Raw data:

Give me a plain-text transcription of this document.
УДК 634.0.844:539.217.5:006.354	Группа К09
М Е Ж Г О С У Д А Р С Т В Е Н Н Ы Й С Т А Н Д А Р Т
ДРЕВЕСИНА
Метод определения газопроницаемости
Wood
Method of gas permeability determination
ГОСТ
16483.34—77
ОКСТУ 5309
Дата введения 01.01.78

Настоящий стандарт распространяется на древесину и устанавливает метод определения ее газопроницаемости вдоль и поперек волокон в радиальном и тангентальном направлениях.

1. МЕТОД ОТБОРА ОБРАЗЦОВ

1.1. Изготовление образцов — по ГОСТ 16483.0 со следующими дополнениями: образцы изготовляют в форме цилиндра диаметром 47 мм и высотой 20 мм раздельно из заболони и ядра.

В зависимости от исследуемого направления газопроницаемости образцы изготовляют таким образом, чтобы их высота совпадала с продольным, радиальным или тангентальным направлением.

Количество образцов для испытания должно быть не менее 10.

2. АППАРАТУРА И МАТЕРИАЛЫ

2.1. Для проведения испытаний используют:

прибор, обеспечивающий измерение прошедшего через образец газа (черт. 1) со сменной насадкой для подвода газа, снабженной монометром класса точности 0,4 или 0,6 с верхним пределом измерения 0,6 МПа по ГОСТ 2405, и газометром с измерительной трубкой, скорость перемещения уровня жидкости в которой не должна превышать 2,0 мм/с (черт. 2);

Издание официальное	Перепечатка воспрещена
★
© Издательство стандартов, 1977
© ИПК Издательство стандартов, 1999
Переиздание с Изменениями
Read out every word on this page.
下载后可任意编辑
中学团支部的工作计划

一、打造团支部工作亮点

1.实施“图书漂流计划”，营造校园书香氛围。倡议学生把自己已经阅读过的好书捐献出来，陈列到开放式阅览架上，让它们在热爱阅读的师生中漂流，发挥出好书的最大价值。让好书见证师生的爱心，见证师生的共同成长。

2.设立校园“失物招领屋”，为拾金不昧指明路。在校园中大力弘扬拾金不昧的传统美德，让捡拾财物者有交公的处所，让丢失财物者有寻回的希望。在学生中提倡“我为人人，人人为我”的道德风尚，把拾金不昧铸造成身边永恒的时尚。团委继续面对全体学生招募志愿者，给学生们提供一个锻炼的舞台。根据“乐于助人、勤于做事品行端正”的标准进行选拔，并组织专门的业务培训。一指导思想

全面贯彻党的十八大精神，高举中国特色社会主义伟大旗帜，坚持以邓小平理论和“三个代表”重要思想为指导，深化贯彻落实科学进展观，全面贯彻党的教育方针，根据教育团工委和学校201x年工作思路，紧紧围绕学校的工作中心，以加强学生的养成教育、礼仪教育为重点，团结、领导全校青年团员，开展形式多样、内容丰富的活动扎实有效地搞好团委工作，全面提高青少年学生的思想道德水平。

Work instructions:
Look for lines containing the string "this" and copy them all.

Task solution:
Give me a plain-text transcription of this document.
Read out every word on this page.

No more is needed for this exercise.